WHAT YOU NEED TO DO
Your task is to transcribe the records exactly, skipping every image.

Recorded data
----

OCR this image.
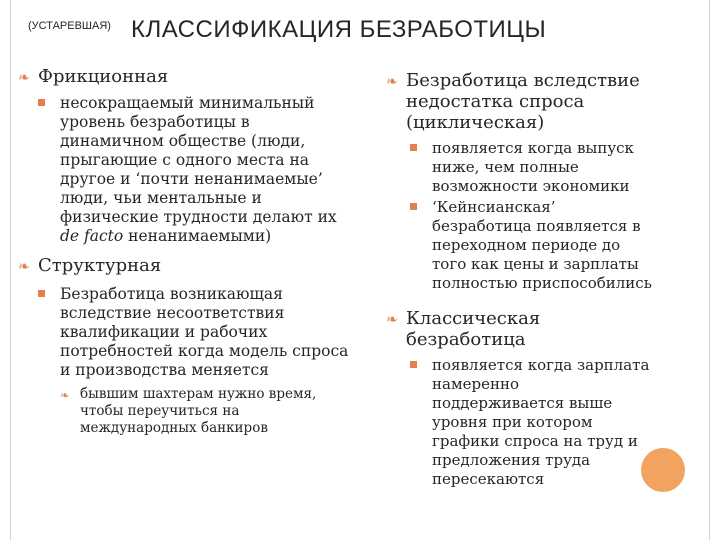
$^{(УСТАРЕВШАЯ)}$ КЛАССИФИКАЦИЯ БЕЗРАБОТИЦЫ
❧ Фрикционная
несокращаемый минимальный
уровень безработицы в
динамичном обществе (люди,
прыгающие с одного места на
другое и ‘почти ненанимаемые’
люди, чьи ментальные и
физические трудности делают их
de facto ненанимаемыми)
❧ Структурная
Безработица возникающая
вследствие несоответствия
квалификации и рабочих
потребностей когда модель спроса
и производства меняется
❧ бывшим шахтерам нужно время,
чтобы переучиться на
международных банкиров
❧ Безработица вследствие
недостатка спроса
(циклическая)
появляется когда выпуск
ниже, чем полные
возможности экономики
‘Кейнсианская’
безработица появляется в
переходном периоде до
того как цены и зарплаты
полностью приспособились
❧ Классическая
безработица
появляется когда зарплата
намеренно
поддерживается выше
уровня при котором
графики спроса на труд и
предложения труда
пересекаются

----

ANSWER FOR THIS EXERCISE
OCR this image.
$^{(УСТАРЕВШАЯ)}$ КЛАССИФИКАЦИЯ БЕЗРАБОТИЦЫ
❧ Фрикционная
несокращаемый минимальный
уровень безработицы в
динамичном обществе (люди,
прыгающие с одного места на
другое и ‘почти ненанимаемые’
люди, чьи ментальные и
физические трудности делают их
de facto ненанимаемыми)
❧ Структурная
Безработица возникающая
вследствие несоответствия
квалификации и рабочих
потребностей когда модель спроса
и производства меняется
❧ бывшим шахтерам нужно время,
чтобы переучиться на
международных банкиров
❧ Безработица вследствие
недостатка спроса
(циклическая)
появляется когда выпуск
ниже, чем полные
возможности экономики
‘Кейнсианская’
безработица появляется в
переходном периоде до
того как цены и зарплаты
полностью приспособились
❧ Классическая
безработица
появляется когда зарплата
намеренно
поддерживается выше
уровня при котором
графики спроса на труд и
предложения труда
пересекаются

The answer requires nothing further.